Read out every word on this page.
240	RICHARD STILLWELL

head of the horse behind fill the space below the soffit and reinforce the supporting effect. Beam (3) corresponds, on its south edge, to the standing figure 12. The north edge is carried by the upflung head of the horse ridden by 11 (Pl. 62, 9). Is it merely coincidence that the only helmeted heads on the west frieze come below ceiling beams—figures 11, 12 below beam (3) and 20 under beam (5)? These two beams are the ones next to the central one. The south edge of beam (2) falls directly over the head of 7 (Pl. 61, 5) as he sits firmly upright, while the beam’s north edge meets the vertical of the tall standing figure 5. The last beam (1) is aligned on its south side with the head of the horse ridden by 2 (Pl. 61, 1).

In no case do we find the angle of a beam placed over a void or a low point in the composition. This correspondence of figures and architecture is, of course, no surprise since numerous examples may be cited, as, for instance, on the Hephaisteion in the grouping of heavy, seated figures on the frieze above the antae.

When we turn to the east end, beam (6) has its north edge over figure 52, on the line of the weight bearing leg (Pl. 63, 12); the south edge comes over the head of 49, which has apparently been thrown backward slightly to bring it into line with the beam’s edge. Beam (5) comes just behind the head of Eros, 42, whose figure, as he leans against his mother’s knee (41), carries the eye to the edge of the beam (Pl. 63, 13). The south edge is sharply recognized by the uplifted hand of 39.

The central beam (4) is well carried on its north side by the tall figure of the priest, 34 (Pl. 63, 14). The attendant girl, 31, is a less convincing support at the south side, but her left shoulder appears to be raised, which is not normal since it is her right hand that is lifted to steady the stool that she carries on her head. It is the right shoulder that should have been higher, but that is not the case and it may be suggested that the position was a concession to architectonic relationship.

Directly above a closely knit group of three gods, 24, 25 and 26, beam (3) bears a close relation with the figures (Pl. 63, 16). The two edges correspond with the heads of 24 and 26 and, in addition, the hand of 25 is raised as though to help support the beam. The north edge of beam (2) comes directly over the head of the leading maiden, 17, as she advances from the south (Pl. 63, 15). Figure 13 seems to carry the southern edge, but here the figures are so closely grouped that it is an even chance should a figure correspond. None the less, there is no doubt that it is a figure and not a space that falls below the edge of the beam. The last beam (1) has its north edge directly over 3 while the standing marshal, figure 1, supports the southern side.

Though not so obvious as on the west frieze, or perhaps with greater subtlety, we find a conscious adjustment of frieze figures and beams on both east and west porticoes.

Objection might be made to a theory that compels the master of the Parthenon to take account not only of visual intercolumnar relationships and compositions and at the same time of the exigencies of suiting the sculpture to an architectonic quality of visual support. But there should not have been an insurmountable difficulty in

WRITTEN REQUEST ▸
Find out how many lines in the listing contain the string "beams". Give the number alone.

EXERCISE OUTPUT ▸
2